---------- EXERCISE INPUTS
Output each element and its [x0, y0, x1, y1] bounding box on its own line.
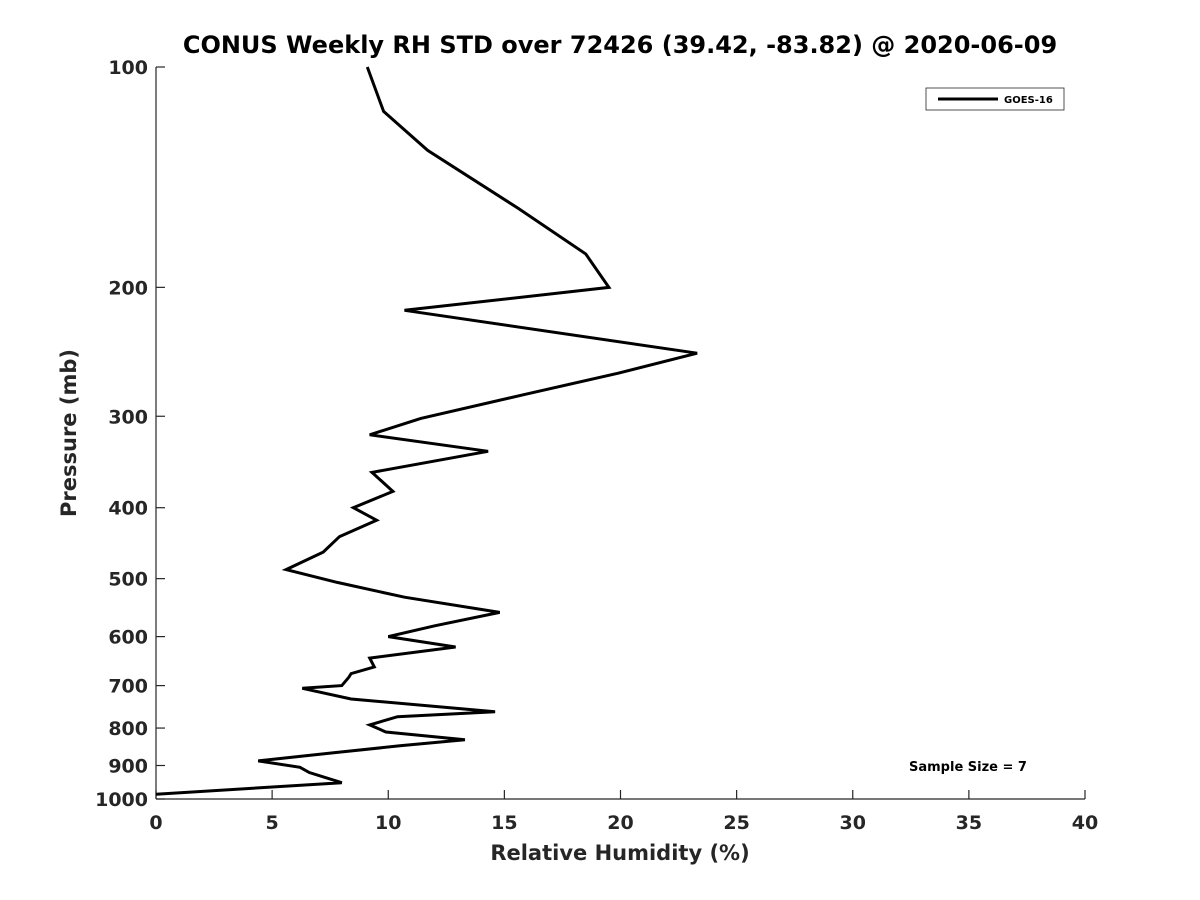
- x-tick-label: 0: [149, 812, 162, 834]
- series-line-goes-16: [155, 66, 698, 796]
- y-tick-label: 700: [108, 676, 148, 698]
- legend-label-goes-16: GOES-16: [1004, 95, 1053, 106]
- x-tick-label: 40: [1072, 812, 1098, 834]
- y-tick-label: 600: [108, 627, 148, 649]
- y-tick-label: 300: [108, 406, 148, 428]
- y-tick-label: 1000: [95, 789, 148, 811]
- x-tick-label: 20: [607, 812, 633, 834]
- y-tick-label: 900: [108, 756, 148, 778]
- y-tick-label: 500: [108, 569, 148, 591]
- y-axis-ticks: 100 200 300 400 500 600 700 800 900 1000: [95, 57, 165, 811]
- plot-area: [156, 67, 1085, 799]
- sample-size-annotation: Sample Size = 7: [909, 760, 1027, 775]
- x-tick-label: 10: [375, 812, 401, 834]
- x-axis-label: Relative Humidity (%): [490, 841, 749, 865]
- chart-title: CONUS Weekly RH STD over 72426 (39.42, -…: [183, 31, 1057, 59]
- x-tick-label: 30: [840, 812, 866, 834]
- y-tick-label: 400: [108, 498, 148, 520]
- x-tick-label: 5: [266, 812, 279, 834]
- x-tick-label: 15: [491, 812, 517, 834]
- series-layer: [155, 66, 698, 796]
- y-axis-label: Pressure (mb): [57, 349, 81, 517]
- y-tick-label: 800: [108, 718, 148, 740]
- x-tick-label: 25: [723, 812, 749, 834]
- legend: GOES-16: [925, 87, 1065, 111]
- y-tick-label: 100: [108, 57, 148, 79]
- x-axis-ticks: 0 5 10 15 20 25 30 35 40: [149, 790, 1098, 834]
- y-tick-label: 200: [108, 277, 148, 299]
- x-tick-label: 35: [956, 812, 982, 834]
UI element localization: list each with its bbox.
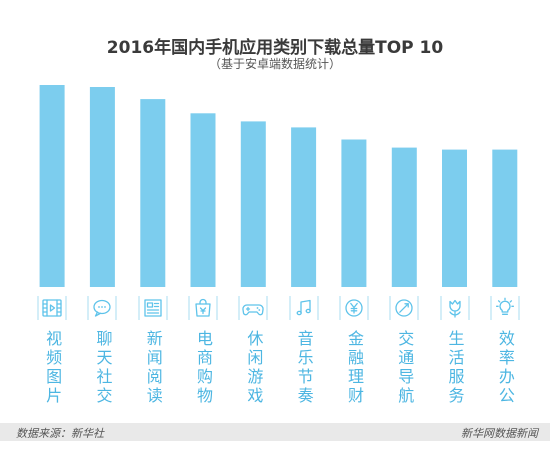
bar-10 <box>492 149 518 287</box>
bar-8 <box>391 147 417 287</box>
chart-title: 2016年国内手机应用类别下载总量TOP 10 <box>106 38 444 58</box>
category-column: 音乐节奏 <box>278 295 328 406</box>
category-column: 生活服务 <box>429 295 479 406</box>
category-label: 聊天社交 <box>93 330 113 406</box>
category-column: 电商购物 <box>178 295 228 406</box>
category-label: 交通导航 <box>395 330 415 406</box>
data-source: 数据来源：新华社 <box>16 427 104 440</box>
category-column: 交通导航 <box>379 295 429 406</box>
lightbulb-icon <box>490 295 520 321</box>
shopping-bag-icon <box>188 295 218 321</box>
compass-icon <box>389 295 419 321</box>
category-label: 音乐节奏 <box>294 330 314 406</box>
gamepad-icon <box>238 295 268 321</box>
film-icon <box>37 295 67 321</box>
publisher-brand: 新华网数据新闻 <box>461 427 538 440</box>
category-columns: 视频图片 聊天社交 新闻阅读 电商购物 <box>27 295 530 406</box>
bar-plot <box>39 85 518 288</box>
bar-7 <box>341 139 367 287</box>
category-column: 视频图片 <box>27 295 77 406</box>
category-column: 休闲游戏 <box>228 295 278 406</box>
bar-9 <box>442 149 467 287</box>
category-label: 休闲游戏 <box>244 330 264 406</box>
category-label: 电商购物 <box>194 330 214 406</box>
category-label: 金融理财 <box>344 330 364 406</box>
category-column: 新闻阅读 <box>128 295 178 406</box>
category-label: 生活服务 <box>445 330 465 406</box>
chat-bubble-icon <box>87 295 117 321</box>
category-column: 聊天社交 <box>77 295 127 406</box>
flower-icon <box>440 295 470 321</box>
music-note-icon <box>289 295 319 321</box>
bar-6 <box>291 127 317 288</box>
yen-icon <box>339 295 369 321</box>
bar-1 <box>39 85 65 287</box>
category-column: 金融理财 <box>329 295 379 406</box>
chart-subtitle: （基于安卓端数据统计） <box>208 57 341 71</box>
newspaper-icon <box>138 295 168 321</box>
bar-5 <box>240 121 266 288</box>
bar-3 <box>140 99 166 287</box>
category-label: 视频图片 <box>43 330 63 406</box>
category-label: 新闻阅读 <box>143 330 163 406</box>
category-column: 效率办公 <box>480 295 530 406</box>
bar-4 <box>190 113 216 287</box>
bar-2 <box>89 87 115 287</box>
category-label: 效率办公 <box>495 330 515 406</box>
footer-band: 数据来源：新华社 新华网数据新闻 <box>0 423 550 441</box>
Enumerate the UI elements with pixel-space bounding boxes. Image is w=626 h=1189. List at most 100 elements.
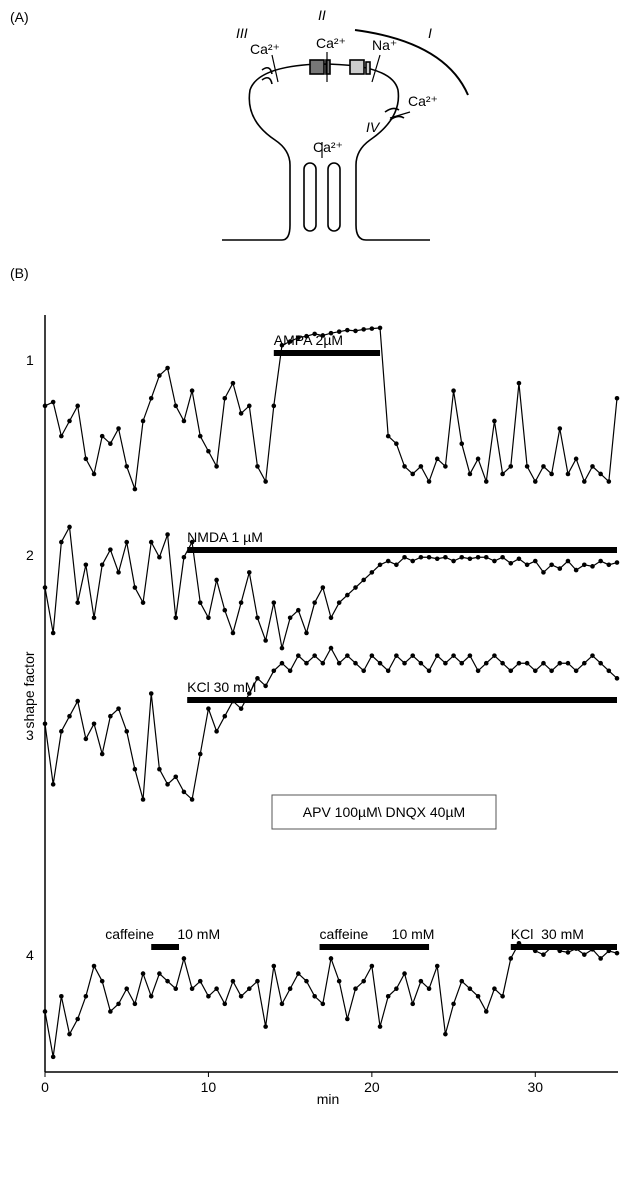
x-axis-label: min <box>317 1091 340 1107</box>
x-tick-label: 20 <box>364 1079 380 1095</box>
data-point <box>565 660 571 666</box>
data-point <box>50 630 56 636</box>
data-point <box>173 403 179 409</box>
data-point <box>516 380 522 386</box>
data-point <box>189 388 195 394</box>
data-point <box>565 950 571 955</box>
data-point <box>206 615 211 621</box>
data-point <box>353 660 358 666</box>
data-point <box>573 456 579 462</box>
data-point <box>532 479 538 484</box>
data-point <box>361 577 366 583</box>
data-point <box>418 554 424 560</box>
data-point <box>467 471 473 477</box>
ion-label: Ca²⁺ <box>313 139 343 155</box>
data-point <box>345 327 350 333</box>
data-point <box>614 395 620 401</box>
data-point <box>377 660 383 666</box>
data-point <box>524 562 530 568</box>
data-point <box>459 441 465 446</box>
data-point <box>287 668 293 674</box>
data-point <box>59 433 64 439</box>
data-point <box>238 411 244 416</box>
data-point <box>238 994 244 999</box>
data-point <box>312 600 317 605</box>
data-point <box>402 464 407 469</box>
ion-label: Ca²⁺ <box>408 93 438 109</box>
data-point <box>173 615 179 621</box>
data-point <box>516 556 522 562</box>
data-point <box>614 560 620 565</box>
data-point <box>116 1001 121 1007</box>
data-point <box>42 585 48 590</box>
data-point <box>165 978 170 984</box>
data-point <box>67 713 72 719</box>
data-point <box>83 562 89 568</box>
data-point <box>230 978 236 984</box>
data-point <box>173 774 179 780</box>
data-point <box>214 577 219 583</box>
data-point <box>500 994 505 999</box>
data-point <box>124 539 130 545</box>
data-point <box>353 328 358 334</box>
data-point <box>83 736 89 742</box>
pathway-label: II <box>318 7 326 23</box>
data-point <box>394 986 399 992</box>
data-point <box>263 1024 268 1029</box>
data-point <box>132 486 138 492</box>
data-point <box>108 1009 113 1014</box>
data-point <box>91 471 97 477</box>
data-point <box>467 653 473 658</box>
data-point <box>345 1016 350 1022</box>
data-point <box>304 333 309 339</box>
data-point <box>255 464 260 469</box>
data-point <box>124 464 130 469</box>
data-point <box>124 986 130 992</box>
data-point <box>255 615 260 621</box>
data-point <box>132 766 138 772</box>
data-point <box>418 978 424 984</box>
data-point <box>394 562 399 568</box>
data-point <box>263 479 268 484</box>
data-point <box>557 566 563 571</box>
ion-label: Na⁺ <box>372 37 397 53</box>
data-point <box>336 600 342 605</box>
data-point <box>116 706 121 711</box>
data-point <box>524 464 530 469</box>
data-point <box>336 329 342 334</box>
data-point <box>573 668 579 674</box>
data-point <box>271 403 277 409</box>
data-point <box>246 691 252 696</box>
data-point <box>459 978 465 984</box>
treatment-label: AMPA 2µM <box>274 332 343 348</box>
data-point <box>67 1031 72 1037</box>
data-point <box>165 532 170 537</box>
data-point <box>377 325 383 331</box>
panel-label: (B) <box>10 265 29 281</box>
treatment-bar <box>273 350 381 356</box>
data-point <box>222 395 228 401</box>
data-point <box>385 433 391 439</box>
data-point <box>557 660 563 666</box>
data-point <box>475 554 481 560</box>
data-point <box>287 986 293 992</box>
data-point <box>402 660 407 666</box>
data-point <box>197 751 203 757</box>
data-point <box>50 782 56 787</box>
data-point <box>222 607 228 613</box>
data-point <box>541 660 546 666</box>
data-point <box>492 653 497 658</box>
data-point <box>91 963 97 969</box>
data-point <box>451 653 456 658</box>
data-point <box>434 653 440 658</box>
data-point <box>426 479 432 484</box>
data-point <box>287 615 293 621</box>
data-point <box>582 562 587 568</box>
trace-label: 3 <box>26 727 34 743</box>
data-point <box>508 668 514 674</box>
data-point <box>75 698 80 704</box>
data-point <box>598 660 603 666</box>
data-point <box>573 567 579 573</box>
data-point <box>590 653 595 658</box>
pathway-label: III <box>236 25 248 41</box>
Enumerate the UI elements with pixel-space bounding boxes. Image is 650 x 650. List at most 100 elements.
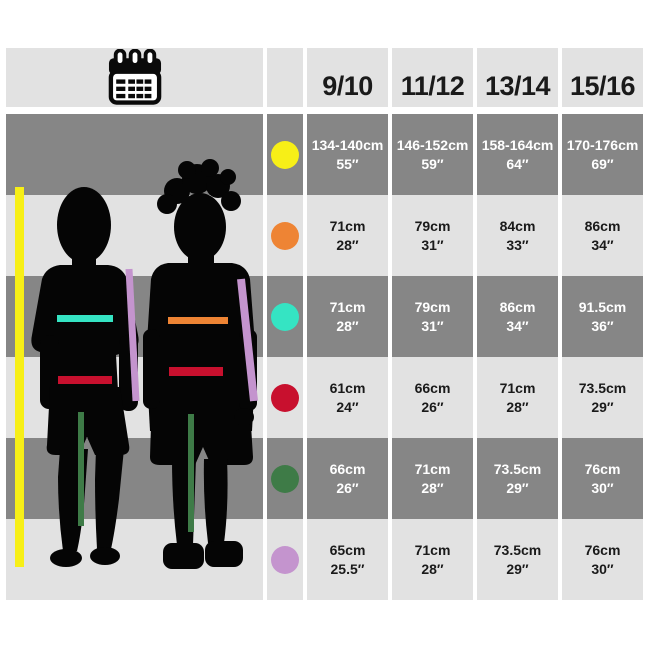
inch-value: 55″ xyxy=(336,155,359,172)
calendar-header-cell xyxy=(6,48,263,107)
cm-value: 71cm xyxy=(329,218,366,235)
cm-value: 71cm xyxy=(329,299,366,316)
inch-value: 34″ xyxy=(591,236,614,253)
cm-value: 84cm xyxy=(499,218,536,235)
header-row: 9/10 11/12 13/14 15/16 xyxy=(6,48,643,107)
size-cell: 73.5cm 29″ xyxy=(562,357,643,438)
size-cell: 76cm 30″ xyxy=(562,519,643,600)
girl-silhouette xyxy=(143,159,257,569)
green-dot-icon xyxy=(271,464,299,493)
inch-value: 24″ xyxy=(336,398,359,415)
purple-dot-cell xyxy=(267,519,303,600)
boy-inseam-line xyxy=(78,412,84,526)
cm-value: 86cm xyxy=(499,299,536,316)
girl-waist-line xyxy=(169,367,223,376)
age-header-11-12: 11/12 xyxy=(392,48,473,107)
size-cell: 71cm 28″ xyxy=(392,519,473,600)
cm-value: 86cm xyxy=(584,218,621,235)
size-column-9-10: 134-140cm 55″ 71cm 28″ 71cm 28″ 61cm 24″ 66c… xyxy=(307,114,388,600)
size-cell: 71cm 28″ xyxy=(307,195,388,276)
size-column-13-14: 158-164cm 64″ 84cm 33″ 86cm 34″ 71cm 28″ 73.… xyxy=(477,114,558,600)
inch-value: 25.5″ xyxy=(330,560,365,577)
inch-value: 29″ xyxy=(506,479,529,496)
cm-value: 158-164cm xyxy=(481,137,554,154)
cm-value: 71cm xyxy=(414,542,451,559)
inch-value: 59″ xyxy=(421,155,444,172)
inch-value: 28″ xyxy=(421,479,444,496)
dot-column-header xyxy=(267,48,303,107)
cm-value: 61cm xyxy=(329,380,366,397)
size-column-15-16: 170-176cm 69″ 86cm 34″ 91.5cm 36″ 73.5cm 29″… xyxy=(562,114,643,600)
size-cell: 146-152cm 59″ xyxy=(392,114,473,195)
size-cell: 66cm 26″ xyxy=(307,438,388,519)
--------------------
TO BE DONE => Copy the data without any changes, beginning with the line containing "- x-tick-label: 0: [149, 812, 162, 834]" and continuing through the line containing "- y-tick-label: 600: [108, 627, 148, 649]".

RESPONSE TO THE EXERCISE =>
- x-tick-label: 0: [149, 812, 162, 834]
- series-line-goes-16: [155, 66, 698, 796]
- y-tick-label: 700: [108, 676, 148, 698]
- legend-label-goes-16: GOES-16: [1004, 95, 1053, 106]
- x-tick-label: 40: [1072, 812, 1098, 834]
- y-tick-label: 600: [108, 627, 148, 649]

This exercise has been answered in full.